— start of DATA EXTRACT —
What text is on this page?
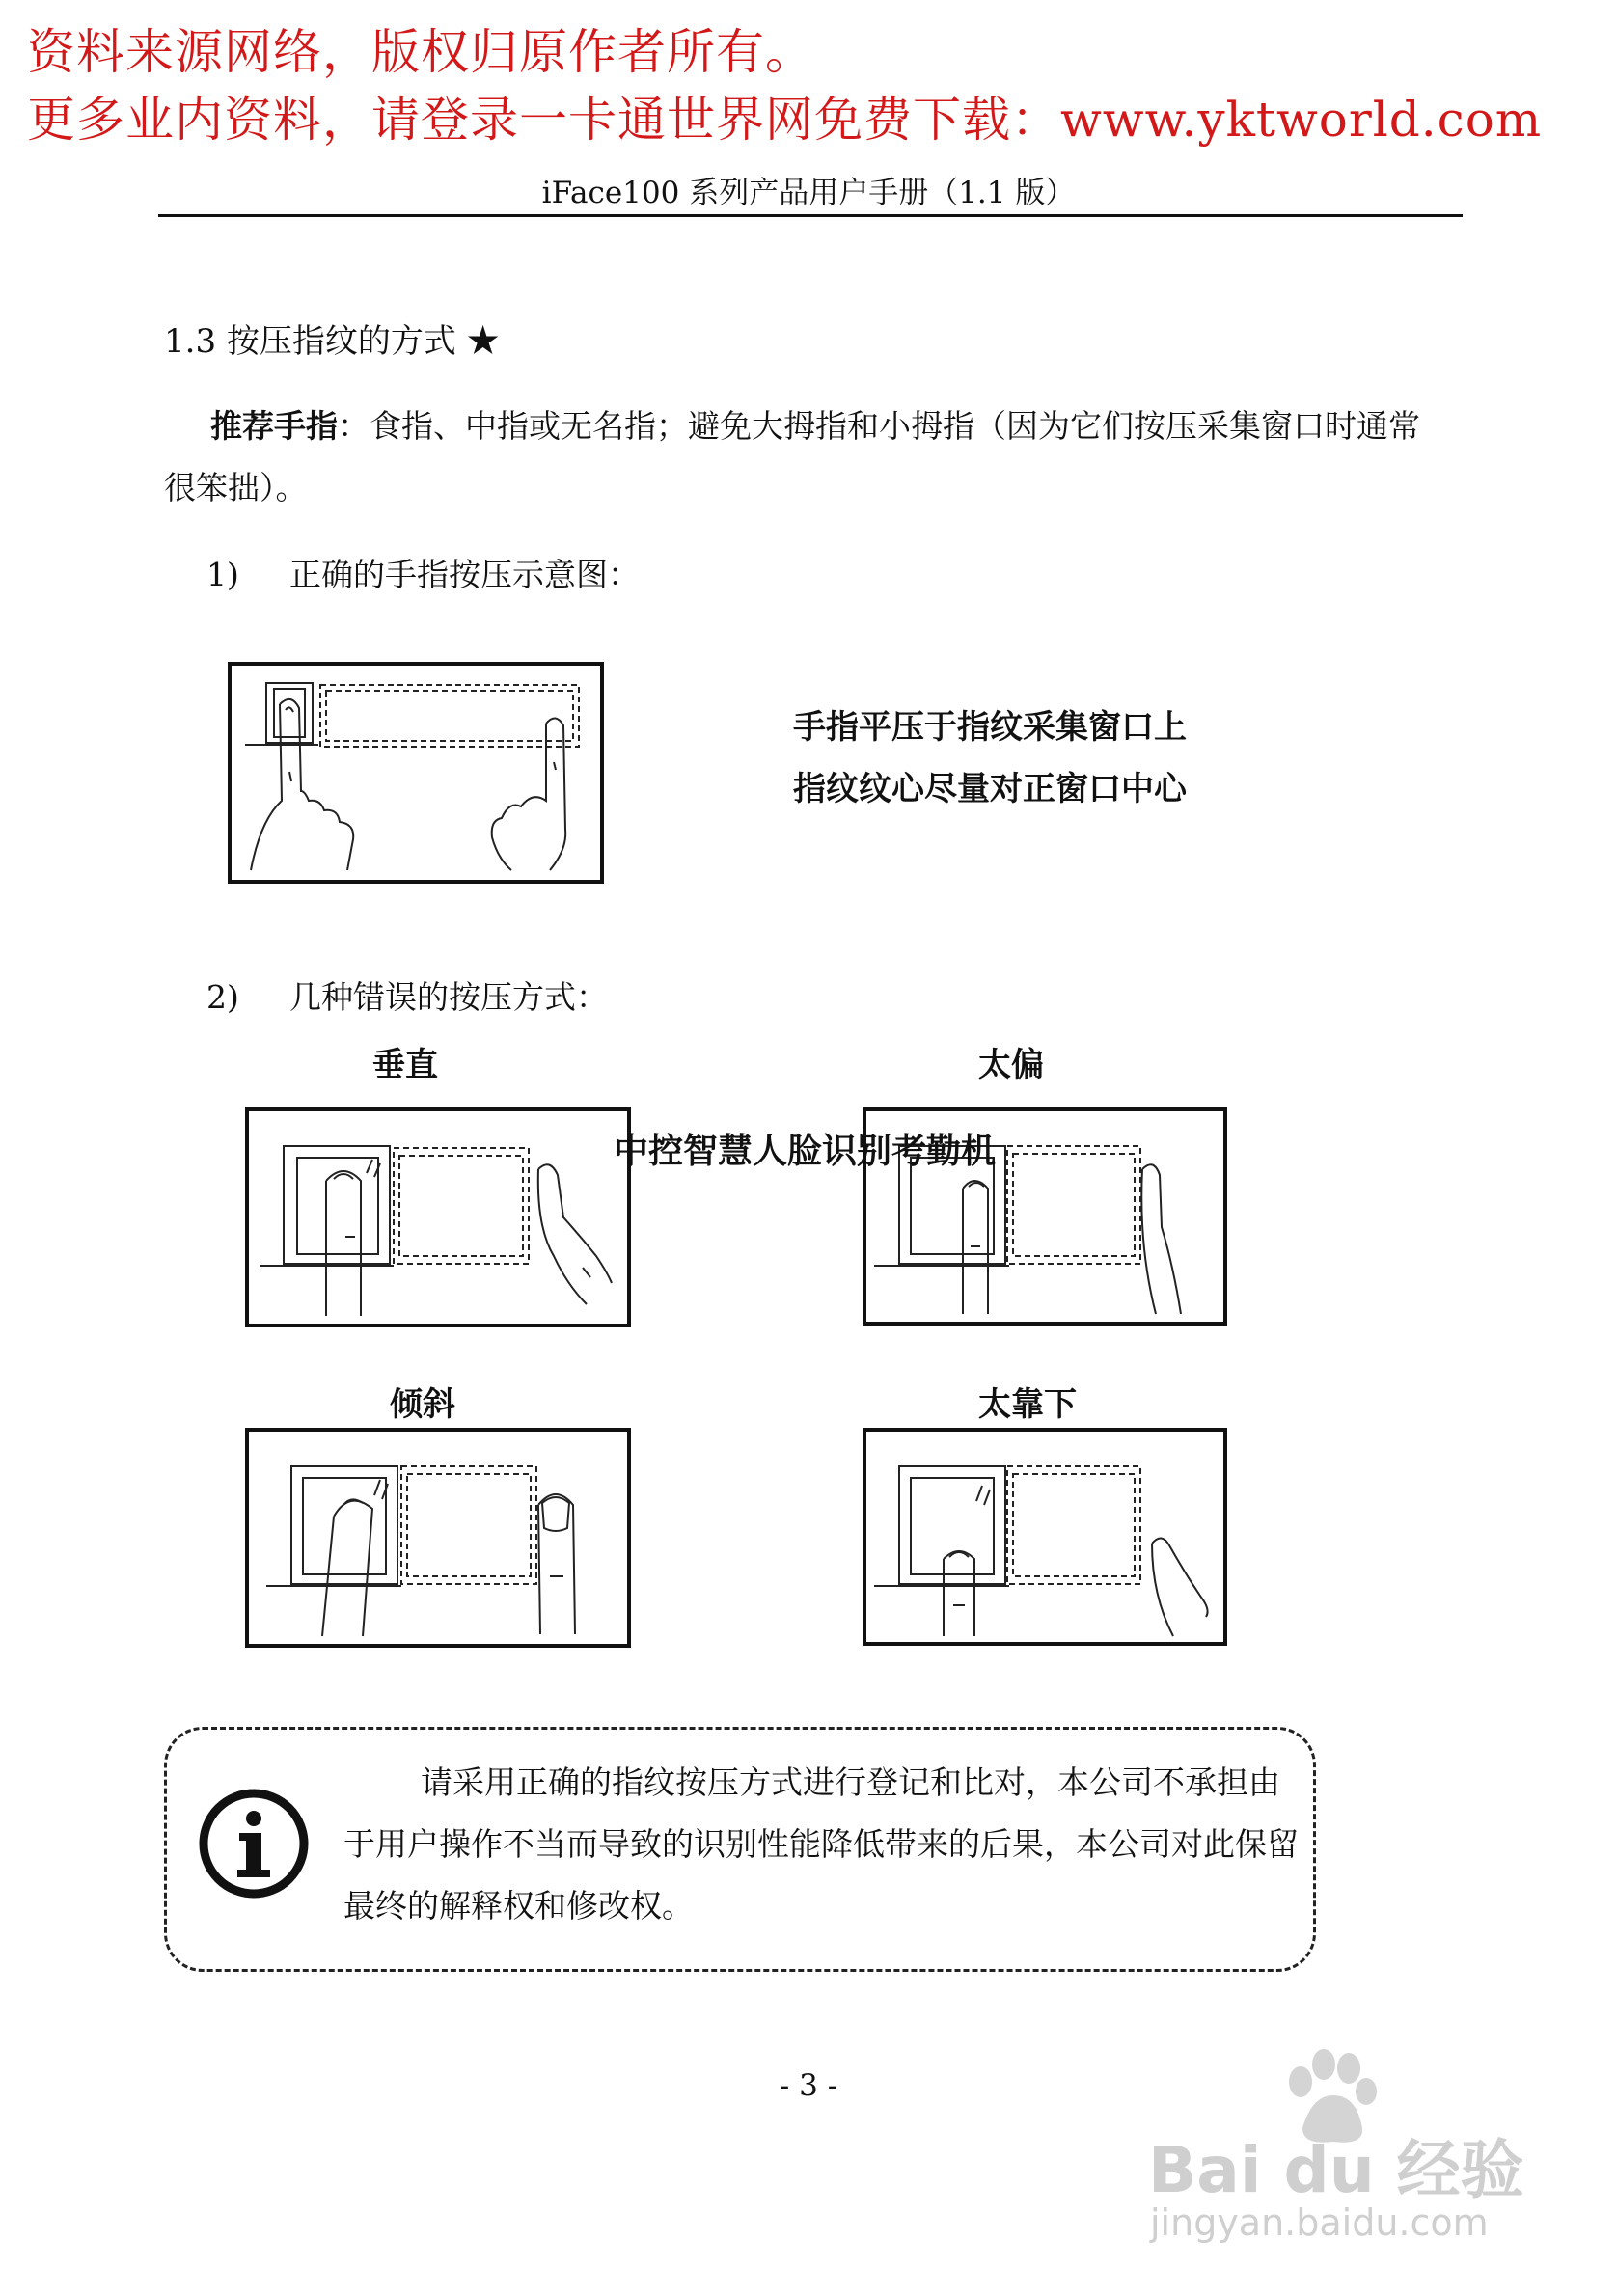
资料来源网络，版权归原作者所有。
更多业内资料，请登录一卡通世界网免费下载：www.yktworld.com
iFace100 系列产品用户手册（1.1 版）
1.3 按压指纹的方式 ★
推荐手指：食指、中指或无名指；避免大拇指和小拇指（因为它们按压采集窗口时通常很笨拙）。
1) 正确的手指按压示意图：
手指平压于指纹采集窗口上
指纹纹心尽量对正窗口中心
2) 几种错误的按压方式：
垂直	太偏
倾斜	太靠下
中控智慧人脸识别考勤机
请采用正确的指纹按压方式进行登记和比对，本公司不承担由于用户操作不当而导致的识别性能降低带来的后果，本公司对此保留最终的解释权和修改权。
- 3 -
Bai du 经验
jingyan.baidu.com
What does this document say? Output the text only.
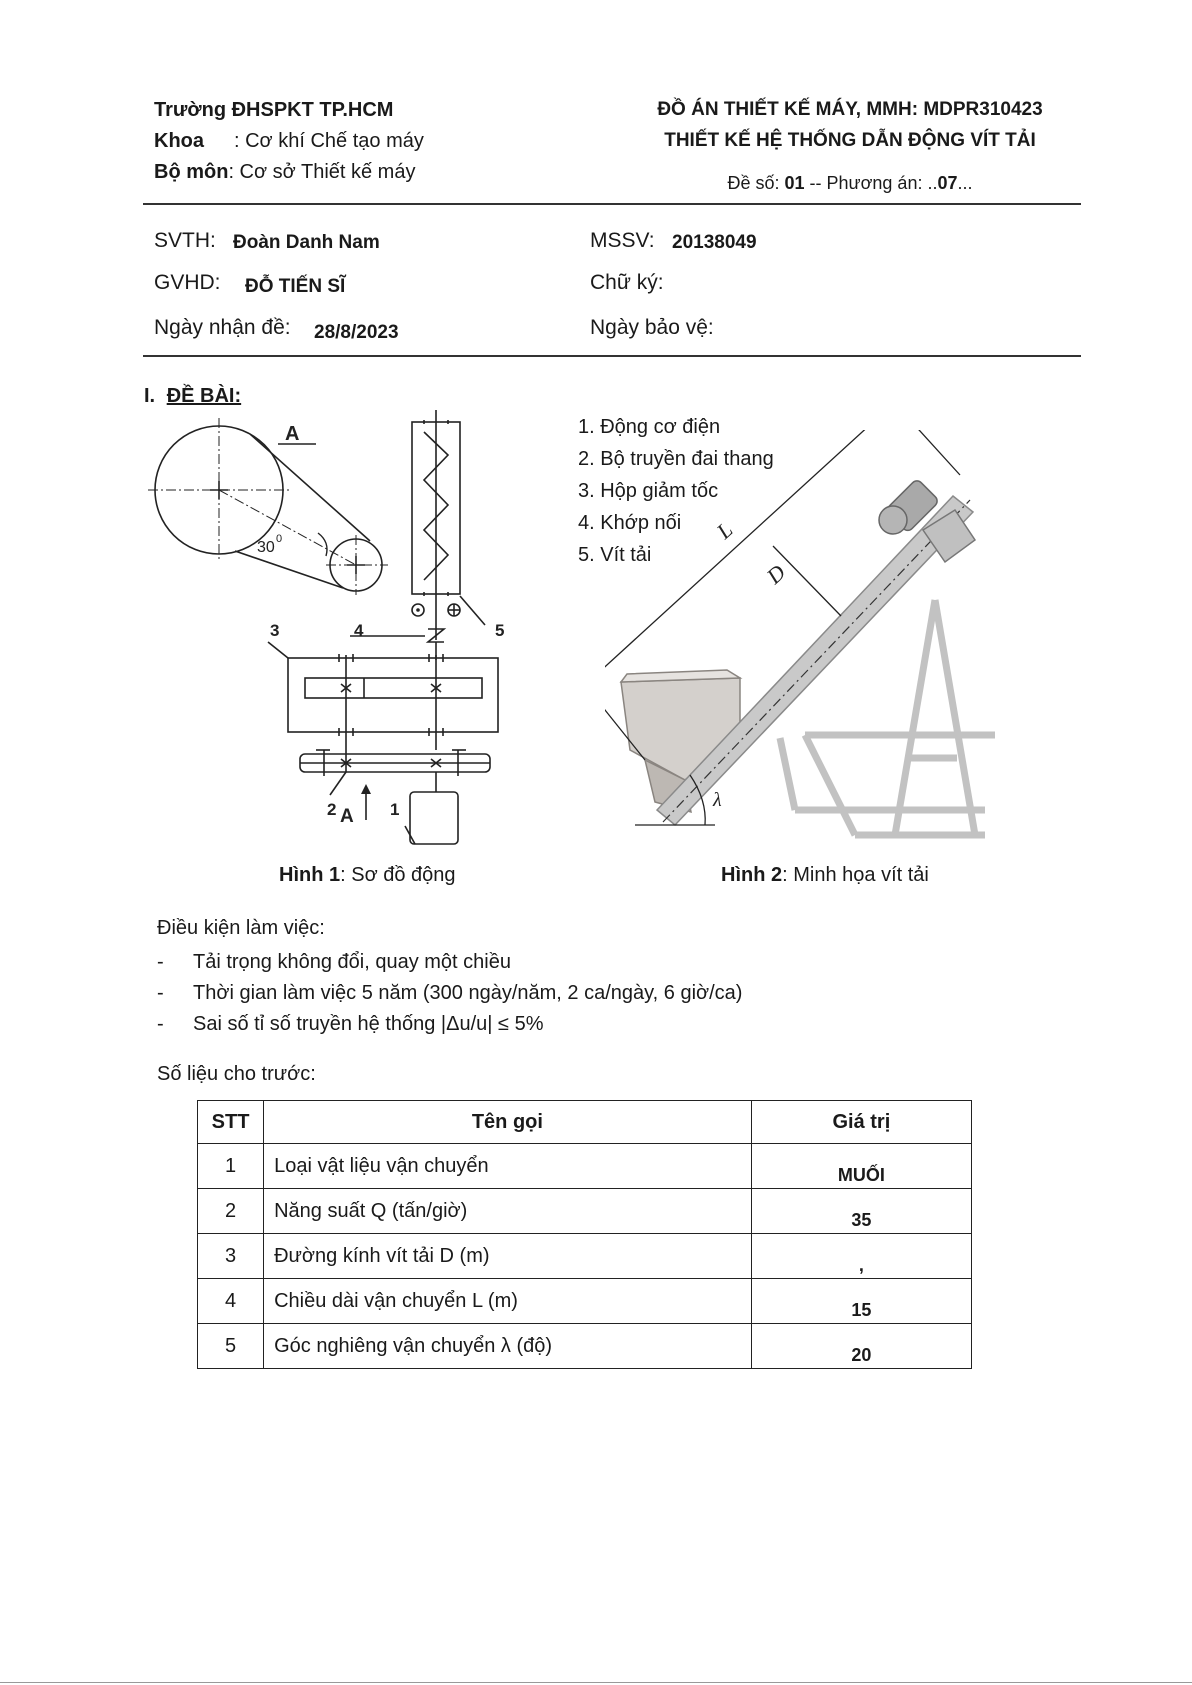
Trường ĐHSPKT TP.HCM
Khoa : Cơ khí Chế tạo máy
Bộ môn: Cơ sở Thiết kế máy
ĐỒ ÁN THIẾT KẾ MÁY, MMH: MDPR310423
THIẾT KẾ HỆ THỐNG DẪN ĐỘNG VÍT TẢI
Đề số: 01 -- Phương án: ..07...
SVTH: Đoàn Danh Nam	MSSV: 20138049
GVHD: ĐỖ TIẾN SĨ	Chữ ký:
Ngày nhận đề: 28/8/2023	Ngày bảo vệ:
I. ĐỀ BÀI:
A
30 0
3	4	5
2	1
A
Hình 1: Sơ đồ động
1. Động cơ điện
2. Bộ truyền đai thang
3. Hộp giảm tốc
4. Khớp nối
5. Vít tải
L
D
λ
Hình 2: Minh họa vít tải
Điều kiện làm việc:
- Tải trọng không đổi, quay một chiều
- Thời gian làm việc 5 năm (300 ngày/năm, 2 ca/ngày, 6 giờ/ca)
- Sai số tỉ số truyền hệ thống |Δu/u| ≤ 5%
Số liệu cho trước:
STT	Tên gọi	Giá trị
1	Loại vật liệu vận chuyển	MUỐI
2	Năng suất Q (tấn/giờ)	35
3	Đường kính vít tải D (m)	,
4	Chiều dài vận chuyển L (m)	15
5	Góc nghiêng vận chuyển λ (độ)	20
— end of DATA EXTRACT —
Leave out the pictures, and give all the records again exactly.

> [ANSWER FOR THIS EXERCISE]
What text is on this page?
资料来源网络，版权归原作者所有。
更多业内资料，请登录一卡通世界网免费下载：www.yktworld.com
iFace100 系列产品用户手册（1.1 版）
1.3 按压指纹的方式 ★
推荐手指：食指、中指或无名指；避免大拇指和小拇指（因为它们按压采集窗口时通常很笨拙）。
1) 正确的手指按压示意图：
手指平压于指纹采集窗口上
指纹纹心尽量对正窗口中心
2) 几种错误的按压方式：
垂直	太偏
倾斜	太靠下
中控智慧人脸识别考勤机
请采用正确的指纹按压方式进行登记和比对，本公司不承担由于用户操作不当而导致的识别性能降低带来的后果，本公司对此保留最终的解释权和修改权。
- 3 -
Bai du 经验
jingyan.baidu.com
What does this document say? Output the text only.
Trường ĐHSPKT TP.HCM
Khoa : Cơ khí Chế tạo máy
Bộ môn: Cơ sở Thiết kế máy
ĐỒ ÁN THIẾT KẾ MÁY, MMH: MDPR310423
THIẾT KẾ HỆ THỐNG DẪN ĐỘNG VÍT TẢI
Đề số: 01 -- Phương án: ..07...
SVTH: Đoàn Danh Nam	MSSV: 20138049
GVHD: ĐỖ TIẾN SĨ	Chữ ký:
Ngày nhận đề: 28/8/2023	Ngày bảo vệ:
I. ĐỀ BÀI:
A
30 0
3	4	5
2	1
A
Hình 1: Sơ đồ động
1. Động cơ điện
2. Bộ truyền đai thang
3. Hộp giảm tốc
4. Khớp nối
5. Vít tải
L
D
λ
Hình 2: Minh họa vít tải
Điều kiện làm việc:
- Tải trọng không đổi, quay một chiều
- Thời gian làm việc 5 năm (300 ngày/năm, 2 ca/ngày, 6 giờ/ca)
- Sai số tỉ số truyền hệ thống |Δu/u| ≤ 5%
Số liệu cho trước:
STT	Tên gọi	Giá trị
1	Loại vật liệu vận chuyển	MUỐI
2	Năng suất Q (tấn/giờ)	35
3	Đường kính vít tải D (m)	,
4	Chiều dài vận chuyển L (m)	15
5	Góc nghiêng vận chuyển λ (độ)	20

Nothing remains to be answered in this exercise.